▸ What you will do
Reproduce the entries word for word, and omit any picture you find in them.

+--

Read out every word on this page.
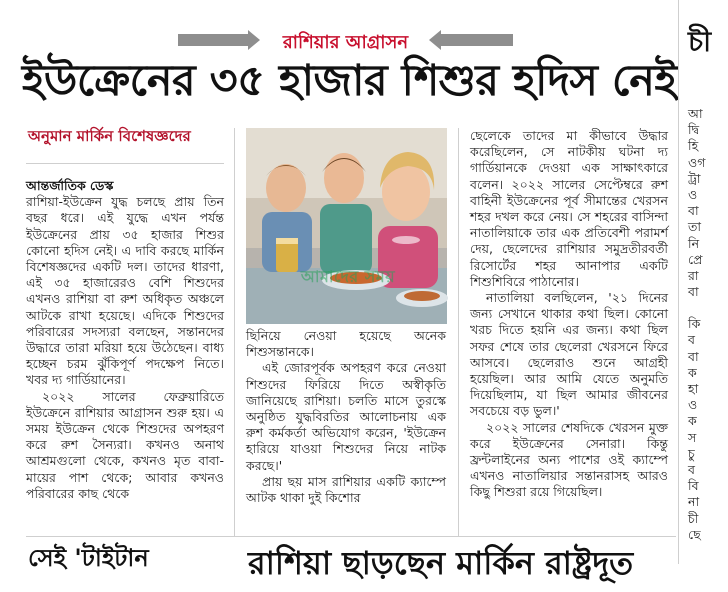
রাশিয়ার আগ্রাসন
ইউক্রেনের ৩৫ হাজার শিশুর হদিস নেই
অনুমান মার্কিন বিশেষজ্ঞদের

আন্তর্জাতিক ডেস্ক

রাশিয়া-ইউক্রেন যুদ্ধ চলছে প্রায় তিন বছর ধরে। এই যুদ্ধে এখন পর্যন্ত ইউক্রেনের প্রায় ৩৫ হাজার শিশুর কোনো হদিস নেই। এ দাবি করছে মার্কিন বিশেষজ্ঞদের একটি দল। তাদের ধারণা, এই ৩৫ হাজারেরও বেশি শিশুদের এখনও রাশিয়া বা রুশ অধিকৃত অঞ্চলে আটকে রাখা হয়েছে। এদিকে শিশুদের পরিবারের সদস্যরা বলছেন, সন্তানদের উদ্ধারে তারা মরিয়া হয়ে উঠেছেন। বাধ্য হচ্ছেন চরম ঝুঁকিপূর্ণ পদক্ষেপ নিতে। খবর দ্য গার্ডিয়ানের।

২০২২ সালের ফেব্রুয়ারিতে ইউক্রেনে রাশিয়ার আগ্রাসন শুরু হয়। এ সময় ইউক্রেন থেকে শিশুদের অপহরণ করে রুশ সৈন্যরা। কখনও অনাথ আশ্রমগুলো থেকে, কখনও মৃত বাবা-মায়ের পাশ থেকে; আবার কখনও পরিবারের কাছ থেকে

আমাদের সময়

ছিনিয়ে নেওয়া হয়েছে অনেক শিশুসন্তানকে।

এই জোরপূর্বক অপহরণ করে নেওয়া শিশুদের ফিরিয়ে দিতে অস্বীকৃতি জানিয়েছে রাশিয়া। চলতি মাসে তুরস্কে অনুষ্ঠিত যুদ্ধবিরতির আলোচনায় এক রুশ কর্মকর্তা অভিযোগ করেন, 'ইউক্রেন হারিয়ে যাওয়া শিশুদের নিয়ে নাটক করছে।'

প্রায় ছয় মাস রাশিয়ার একটি ক্যাম্পে আটক থাকা দুই কিশোর

ছেলেকে তাদের মা কীভাবে উদ্ধার করেছিলেন, সে নাটকীয় ঘটনা দ্য গার্ডিয়ানকে দেওয়া এক সাক্ষাৎকারে বলেন। ২০২২ সালের সেপ্টেম্বরে রুশ বাহিনী ইউক্রেনের পূর্ব সীমান্তের খেরসন শহর দখল করে নেয়। সে শহরের বাসিন্দা নাতালিয়াকে তার এক প্রতিবেশী পরামর্শ দেয়, ছেলেদের রাশিয়ার সমুদ্রতীরবর্তী রিসোর্টের শহর আনাপার একটি শিশুশিবিরে পাঠানোর।

নাতালিয়া বলছিলেন, '২১ দিনের জন্য সেখানে থাকার কথা ছিল। কোনো খরচ দিতে হয়নি এর জন্য। কথা ছিল সফর শেষে তার ছেলেরা খেরসনে ফিরে আসবে। ছেলেরাও শুনে আগ্রহী হয়েছিল। আর আমি যেতে অনুমতি দিয়েছিলাম, যা ছিল আমার জীবনের সবচেয়ে বড় ভুল।'

২০২২ সালের শেষদিকে খেরসন মুক্ত করে ইউক্রেনের সেনারা। কিন্তু ফ্রন্টলাইনের অন্য পাশের ওই ক্যাম্পে এখনও নাতালিয়ার সন্তানরাসহ আরও কিছু শিশুরা রয়ে গিয়েছিল।

সেই 'টাইটান	রাশিয়া ছাড়ছেন মার্কিন রাষ্ট্রদূত
চী
আ
দ্বি
হি
ওগ
ট্রা
ও
বা
তা
নি
প্রে
রা
বা
কি
ব
বা
ক
হা
ও
ক
স
চু
ব
বি
না
চী
ছে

+--

▸ Exercise solution
Read out every word on this page.
রাশিয়ার আগ্রাসন
ইউক্রেনের ৩৫ হাজার শিশুর হদিস নেই
অনুমান মার্কিন বিশেষজ্ঞদের

আন্তর্জাতিক ডেস্ক

রাশিয়া-ইউক্রেন যুদ্ধ চলছে প্রায় তিন বছর ধরে। এই যুদ্ধে এখন পর্যন্ত ইউক্রেনের প্রায় ৩৫ হাজার শিশুর কোনো হদিস নেই। এ দাবি করছে মার্কিন বিশেষজ্ঞদের একটি দল। তাদের ধারণা, এই ৩৫ হাজারেরও বেশি শিশুদের এখনও রাশিয়া বা রুশ অধিকৃত অঞ্চলে আটকে রাখা হয়েছে। এদিকে শিশুদের পরিবারের সদস্যরা বলছেন, সন্তানদের উদ্ধারে তারা মরিয়া হয়ে উঠেছেন। বাধ্য হচ্ছেন চরম ঝুঁকিপূর্ণ পদক্ষেপ নিতে। খবর দ্য গার্ডিয়ানের।

২০২২ সালের ফেব্রুয়ারিতে ইউক্রেনে রাশিয়ার আগ্রাসন শুরু হয়। এ সময় ইউক্রেন থেকে শিশুদের অপহরণ করে রুশ সৈন্যরা। কখনও অনাথ আশ্রমগুলো থেকে, কখনও মৃত বাবা-মায়ের পাশ থেকে; আবার কখনও পরিবারের কাছ থেকে

আমাদের সময়

ছিনিয়ে নেওয়া হয়েছে অনেক শিশুসন্তানকে।

এই জোরপূর্বক অপহরণ করে নেওয়া শিশুদের ফিরিয়ে দিতে অস্বীকৃতি জানিয়েছে রাশিয়া। চলতি মাসে তুরস্কে অনুষ্ঠিত যুদ্ধবিরতির আলোচনায় এক রুশ কর্মকর্তা অভিযোগ করেন, 'ইউক্রেন হারিয়ে যাওয়া শিশুদের নিয়ে নাটক করছে।'

প্রায় ছয় মাস রাশিয়ার একটি ক্যাম্পে আটক থাকা দুই কিশোর

ছেলেকে তাদের মা কীভাবে উদ্ধার করেছিলেন, সে নাটকীয় ঘটনা দ্য গার্ডিয়ানকে দেওয়া এক সাক্ষাৎকারে বলেন। ২০২২ সালের সেপ্টেম্বরে রুশ বাহিনী ইউক্রেনের পূর্ব সীমান্তের খেরসন শহর দখল করে নেয়। সে শহরের বাসিন্দা নাতালিয়াকে তার এক প্রতিবেশী পরামর্শ দেয়, ছেলেদের রাশিয়ার সমুদ্রতীরবর্তী রিসোর্টের শহর আনাপার একটি শিশুশিবিরে পাঠানোর।

নাতালিয়া বলছিলেন, '২১ দিনের জন্য সেখানে থাকার কথা ছিল। কোনো খরচ দিতে হয়নি এর জন্য। কথা ছিল সফর শেষে তার ছেলেরা খেরসনে ফিরে আসবে। ছেলেরাও শুনে আগ্রহী হয়েছিল। আর আমি যেতে অনুমতি দিয়েছিলাম, যা ছিল আমার জীবনের সবচেয়ে বড় ভুল।'

২০২২ সালের শেষদিকে খেরসন মুক্ত করে ইউক্রেনের সেনারা। কিন্তু ফ্রন্টলাইনের অন্য পাশের ওই ক্যাম্পে এখনও নাতালিয়ার সন্তানরাসহ আরও কিছু শিশুরা রয়ে গিয়েছিল।

সেই 'টাইটান	রাশিয়া ছাড়ছেন মার্কিন রাষ্ট্রদূত
চী
আ
দ্বি
হি
ওগ
ট্রা
ও
বা
তা
নি
প্রে
রা
বা
কি
ব
বা
ক
হা
ও
ক
স
চু
ব
বি
না
চী
ছে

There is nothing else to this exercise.